* Trecho *
★ ★ ★
O Pará é o nono Estado mais populoso do pais com mais de oito milhões de habitantes. Entre os desafios do atual governo está a organizar o sistema de saúde pública, pois o modelo de qualidade está muito aquém do que é necessário para atender a população. Com estruturas sucateadas, falta de pessoal especializado e, principalmente, com sérios problemas na gestão, que já acenderam a luz vermelha no Ministério da Saúde, o Pará registra o mais baixo investimento per capita em saúde do país, com R$ 703,67 de gasto médio por cidadão, considerando as receitas federal, municipal e estadual. Levando em conta apenas os gastos do governo anterior, esse valor é de R$ 258,02 em um ano, ou R$ 0,70 por dia, ou seja, um valor muito abaixo do ideal.

De acordo com dados de 2009, fornecidos pelo Instituto Brasileiro de Geografia e Estatística (IBGE), existiam, no estado, 2.742 estabelecimentos hospitalares, com 13.720 leitos. Destes estabelecimentos hospitalares, 2.057 eram públicos, sendo 1.932 de caráter municipais, 54 de caráter estadual e 71 de caráter federal. Os 685 estabelecimentos eram privados, sendo 631 com fins lucrativos e 54 sem fins lucrativos. 271 unidades de saúde eram especializadas, com internação total, e 2.312 unidades eram providas de atendimento ambulatorial.
★ ★ ★
* Dados apresentados *
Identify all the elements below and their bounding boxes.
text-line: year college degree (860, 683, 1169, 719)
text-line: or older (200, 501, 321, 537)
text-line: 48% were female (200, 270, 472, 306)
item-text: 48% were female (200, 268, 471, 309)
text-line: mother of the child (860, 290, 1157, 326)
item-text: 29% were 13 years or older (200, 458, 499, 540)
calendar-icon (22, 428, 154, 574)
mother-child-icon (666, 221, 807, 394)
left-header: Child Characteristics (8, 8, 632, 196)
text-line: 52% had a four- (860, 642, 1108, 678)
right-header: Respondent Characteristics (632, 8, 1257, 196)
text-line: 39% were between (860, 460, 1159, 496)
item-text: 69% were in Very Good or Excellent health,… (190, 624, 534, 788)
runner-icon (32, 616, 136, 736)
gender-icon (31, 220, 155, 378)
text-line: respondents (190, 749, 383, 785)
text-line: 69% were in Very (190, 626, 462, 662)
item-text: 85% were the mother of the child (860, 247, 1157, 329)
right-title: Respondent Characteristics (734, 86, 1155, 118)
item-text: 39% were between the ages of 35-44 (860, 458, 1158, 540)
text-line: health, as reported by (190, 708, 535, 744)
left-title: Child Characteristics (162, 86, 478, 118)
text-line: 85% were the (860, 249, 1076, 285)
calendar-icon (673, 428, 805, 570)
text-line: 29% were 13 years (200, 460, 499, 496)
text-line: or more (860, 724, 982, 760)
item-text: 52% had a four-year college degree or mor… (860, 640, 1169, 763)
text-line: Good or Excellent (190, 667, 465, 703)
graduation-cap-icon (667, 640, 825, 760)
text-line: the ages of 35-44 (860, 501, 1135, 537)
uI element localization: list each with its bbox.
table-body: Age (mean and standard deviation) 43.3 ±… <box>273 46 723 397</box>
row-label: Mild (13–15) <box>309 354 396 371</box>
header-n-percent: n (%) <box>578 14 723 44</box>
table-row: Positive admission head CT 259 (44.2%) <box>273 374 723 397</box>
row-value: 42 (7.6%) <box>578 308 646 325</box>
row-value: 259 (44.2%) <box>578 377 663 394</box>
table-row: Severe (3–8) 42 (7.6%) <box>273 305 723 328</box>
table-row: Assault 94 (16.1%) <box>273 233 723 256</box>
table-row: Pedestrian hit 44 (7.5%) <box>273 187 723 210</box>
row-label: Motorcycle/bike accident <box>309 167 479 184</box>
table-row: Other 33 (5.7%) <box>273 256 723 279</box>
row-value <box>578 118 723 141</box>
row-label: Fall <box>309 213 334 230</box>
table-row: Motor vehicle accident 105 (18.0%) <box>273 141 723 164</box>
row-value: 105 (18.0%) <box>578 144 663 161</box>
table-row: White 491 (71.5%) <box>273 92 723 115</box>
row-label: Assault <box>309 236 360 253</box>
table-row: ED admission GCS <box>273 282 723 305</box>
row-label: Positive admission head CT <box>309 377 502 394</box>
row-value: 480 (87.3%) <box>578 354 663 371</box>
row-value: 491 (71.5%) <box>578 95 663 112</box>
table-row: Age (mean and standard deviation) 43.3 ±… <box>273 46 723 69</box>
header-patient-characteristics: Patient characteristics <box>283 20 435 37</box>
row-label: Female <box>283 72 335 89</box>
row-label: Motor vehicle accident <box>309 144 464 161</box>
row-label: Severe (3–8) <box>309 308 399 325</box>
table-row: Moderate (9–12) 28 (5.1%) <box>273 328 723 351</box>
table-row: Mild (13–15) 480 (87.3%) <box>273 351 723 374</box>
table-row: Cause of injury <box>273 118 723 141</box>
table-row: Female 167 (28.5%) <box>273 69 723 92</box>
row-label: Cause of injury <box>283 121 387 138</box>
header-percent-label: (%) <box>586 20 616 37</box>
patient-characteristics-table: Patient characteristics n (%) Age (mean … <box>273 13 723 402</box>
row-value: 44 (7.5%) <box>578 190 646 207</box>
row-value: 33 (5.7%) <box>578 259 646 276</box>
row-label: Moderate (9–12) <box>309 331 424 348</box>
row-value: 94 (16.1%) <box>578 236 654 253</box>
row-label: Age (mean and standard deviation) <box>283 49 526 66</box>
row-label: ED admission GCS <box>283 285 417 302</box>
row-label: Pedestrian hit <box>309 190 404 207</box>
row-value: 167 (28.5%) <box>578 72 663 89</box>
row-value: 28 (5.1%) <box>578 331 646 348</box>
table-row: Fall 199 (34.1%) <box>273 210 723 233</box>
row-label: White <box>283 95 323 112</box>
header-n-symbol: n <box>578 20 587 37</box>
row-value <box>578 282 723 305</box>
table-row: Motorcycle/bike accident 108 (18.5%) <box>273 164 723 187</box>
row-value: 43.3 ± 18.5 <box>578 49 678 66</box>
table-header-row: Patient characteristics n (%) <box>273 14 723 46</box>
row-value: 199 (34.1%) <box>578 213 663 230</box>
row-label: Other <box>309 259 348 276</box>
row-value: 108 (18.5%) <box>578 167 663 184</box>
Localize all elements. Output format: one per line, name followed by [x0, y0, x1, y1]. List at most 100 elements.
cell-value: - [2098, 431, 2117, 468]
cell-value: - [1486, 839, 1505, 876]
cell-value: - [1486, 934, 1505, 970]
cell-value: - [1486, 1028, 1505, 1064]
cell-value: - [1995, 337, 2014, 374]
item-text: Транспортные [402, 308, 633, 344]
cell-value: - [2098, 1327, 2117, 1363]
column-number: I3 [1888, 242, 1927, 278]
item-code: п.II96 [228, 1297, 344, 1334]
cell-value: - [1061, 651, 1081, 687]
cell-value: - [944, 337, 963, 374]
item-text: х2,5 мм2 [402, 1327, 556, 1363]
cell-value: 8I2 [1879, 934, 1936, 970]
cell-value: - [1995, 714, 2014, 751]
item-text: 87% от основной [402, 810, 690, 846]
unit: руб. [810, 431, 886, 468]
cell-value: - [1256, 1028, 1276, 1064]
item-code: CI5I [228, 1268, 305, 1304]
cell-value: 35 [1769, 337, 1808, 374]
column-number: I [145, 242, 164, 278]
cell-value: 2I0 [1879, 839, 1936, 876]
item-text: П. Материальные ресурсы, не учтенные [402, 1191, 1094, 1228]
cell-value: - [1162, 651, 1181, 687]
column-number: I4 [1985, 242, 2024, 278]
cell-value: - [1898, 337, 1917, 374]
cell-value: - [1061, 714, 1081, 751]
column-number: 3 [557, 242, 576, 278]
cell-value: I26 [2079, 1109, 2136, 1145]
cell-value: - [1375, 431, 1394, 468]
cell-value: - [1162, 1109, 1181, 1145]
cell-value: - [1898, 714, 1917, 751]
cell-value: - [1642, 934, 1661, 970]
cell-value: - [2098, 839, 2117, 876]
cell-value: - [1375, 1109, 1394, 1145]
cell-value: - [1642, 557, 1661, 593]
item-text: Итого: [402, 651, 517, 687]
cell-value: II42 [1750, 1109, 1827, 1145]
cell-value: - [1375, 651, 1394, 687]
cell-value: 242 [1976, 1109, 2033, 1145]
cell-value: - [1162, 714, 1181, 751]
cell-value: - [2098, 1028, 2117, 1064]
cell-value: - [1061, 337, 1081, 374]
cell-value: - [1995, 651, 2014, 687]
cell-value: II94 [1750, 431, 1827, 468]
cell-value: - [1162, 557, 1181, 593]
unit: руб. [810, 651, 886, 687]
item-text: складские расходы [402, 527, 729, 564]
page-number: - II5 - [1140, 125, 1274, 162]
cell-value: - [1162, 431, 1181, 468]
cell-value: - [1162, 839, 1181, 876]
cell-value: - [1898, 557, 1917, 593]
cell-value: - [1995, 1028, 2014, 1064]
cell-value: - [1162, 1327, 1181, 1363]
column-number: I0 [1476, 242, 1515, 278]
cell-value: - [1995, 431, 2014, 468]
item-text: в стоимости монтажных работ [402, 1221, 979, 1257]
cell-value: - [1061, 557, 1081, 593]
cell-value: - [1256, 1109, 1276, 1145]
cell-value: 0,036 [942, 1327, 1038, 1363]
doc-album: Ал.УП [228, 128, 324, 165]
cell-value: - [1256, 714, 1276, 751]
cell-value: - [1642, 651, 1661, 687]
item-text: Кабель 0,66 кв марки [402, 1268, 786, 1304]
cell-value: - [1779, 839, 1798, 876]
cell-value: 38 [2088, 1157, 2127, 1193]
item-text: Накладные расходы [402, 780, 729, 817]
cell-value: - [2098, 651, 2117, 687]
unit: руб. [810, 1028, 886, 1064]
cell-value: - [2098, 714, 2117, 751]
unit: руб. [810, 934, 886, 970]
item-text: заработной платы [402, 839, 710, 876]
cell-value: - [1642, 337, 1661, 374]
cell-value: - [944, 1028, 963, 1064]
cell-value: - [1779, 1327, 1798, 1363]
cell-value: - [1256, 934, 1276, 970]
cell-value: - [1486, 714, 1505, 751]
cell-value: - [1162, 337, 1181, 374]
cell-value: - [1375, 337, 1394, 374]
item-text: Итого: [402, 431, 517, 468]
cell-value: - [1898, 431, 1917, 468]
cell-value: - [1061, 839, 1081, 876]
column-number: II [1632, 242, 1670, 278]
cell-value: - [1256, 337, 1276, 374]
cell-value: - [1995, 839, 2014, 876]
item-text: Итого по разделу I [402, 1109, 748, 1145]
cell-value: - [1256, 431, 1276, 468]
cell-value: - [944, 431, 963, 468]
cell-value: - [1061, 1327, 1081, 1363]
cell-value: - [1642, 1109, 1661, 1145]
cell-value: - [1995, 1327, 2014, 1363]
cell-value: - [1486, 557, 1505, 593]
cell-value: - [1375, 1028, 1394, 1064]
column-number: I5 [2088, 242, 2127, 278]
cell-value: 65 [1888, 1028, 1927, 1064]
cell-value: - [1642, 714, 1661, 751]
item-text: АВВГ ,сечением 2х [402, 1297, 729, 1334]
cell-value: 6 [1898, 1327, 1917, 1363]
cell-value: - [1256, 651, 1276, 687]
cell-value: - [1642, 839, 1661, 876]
★ ★ ★
* Objetivo do exercício *
Com base no trecho sobre a saúde pública no Pará, responda às perguntas a seguir.
1. Qual é o gasto médio por cidadão em saúde no Pará quando se consideram as receitas federal, municipal e estadual?
2. Segundo os dados de 2009 do IBGE, quantos leitos havia nos estabelecimentos hospitalares do estado?
3. Quantos estabelecimentos hospitalares privados tinham fins lucrativos?

* Resposta *
1. R$ 703,67.
2. 13.720 leitos.
3. 631.